* _Exercise objective_: Exactly repeat the full listing that follows.

====================

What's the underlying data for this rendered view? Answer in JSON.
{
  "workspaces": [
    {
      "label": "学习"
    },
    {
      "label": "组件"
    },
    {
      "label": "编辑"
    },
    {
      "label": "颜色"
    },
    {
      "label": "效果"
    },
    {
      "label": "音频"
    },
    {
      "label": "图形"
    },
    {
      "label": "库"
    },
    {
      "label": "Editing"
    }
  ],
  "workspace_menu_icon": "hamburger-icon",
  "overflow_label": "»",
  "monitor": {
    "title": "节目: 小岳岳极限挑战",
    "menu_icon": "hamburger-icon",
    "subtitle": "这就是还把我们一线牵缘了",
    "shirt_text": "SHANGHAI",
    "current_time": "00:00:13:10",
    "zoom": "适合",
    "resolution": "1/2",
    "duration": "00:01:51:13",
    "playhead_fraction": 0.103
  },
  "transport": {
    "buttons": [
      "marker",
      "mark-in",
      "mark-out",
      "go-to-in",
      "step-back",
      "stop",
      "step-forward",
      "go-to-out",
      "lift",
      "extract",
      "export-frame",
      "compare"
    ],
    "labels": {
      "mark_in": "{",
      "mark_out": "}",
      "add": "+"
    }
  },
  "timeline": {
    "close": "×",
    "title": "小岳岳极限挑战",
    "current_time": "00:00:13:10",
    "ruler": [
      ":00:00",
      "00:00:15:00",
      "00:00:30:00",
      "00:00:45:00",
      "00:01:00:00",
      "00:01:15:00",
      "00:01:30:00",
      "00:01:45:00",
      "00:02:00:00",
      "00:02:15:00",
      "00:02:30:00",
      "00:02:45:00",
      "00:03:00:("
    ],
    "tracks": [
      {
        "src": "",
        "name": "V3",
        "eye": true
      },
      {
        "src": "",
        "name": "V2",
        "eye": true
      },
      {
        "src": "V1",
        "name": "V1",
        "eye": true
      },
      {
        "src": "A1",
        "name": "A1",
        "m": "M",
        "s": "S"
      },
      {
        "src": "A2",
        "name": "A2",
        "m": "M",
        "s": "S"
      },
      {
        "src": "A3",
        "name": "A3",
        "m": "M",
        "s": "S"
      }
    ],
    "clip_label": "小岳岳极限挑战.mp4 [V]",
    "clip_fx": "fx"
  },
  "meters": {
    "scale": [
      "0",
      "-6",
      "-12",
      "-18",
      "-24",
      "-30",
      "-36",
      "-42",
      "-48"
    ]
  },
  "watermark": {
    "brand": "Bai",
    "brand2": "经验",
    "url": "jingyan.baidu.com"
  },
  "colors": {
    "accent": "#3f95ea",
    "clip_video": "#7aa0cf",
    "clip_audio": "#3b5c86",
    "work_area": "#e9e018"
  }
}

====================

* _Written solution_:
What's the underlying data for this rendered view? Answer in JSON.
{
  "workspaces": [
    {
      "label": "学习"
    },
    {
      "label": "组件"
    },
    {
      "label": "编辑"
    },
    {
      "label": "颜色"
    },
    {
      "label": "效果"
    },
    {
      "label": "音频"
    },
    {
      "label": "图形"
    },
    {
      "label": "库"
    },
    {
      "label": "Editing"
    }
  ],
  "workspace_menu_icon": "hamburger-icon",
  "overflow_label": "»",
  "monitor": {
    "title": "节目: 小岳岳极限挑战",
    "menu_icon": "hamburger-icon",
    "subtitle": "这就是还把我们一线牵缘了",
    "shirt_text": "SHANGHAI",
    "current_time": "00:00:13:10",
    "zoom": "适合",
    "resolution": "1/2",
    "duration": "00:01:51:13",
    "playhead_fraction": 0.103
  },
  "transport": {
    "buttons": [
      "marker",
      "mark-in",
      "mark-out",
      "go-to-in",
      "step-back",
      "stop",
      "step-forward",
      "go-to-out",
      "lift",
      "extract",
      "export-frame",
      "compare"
    ],
    "labels": {
      "mark_in": "{",
      "mark_out": "}",
      "add": "+"
    }
  },
  "timeline": {
    "close": "×",
    "title": "小岳岳极限挑战",
    "current_time": "00:00:13:10",
    "ruler": [
      ":00:00",
      "00:00:15:00",
      "00:00:30:00",
      "00:00:45:00",
      "00:01:00:00",
      "00:01:15:00",
      "00:01:30:00",
      "00:01:45:00",
      "00:02:00:00",
      "00:02:15:00",
      "00:02:30:00",
      "00:02:45:00",
      "00:03:00:("
    ],
    "tracks": [
      {
        "src": "",
        "name": "V3",
        "eye": true
      },
      {
        "src": "",
        "name": "V2",
        "eye": true
      },
      {
        "src": "V1",
        "name": "V1",
        "eye": true
      },
      {
        "src": "A1",
        "name": "A1",
        "m": "M",
        "s": "S"
      },
      {
        "src": "A2",
        "name": "A2",
        "m": "M",
        "s": "S"
      },
      {
        "src": "A3",
        "name": "A3",
        "m": "M",
        "s": "S"
      }
    ],
    "clip_label": "小岳岳极限挑战.mp4 [V]",
    "clip_fx": "fx"
  },
  "meters": {
    "scale": [
      "0",
      "-6",
      "-12",
      "-18",
      "-24",
      "-30",
      "-36",
      "-42",
      "-48"
    ]
  },
  "watermark": {
    "brand": "Bai",
    "brand2": "经验",
    "url": "jingyan.baidu.com"
  },
  "colors": {
    "accent": "#3f95ea",
    "clip_video": "#7aa0cf",
    "clip_audio": "#3b5c86",
    "work_area": "#e9e018"
  }
}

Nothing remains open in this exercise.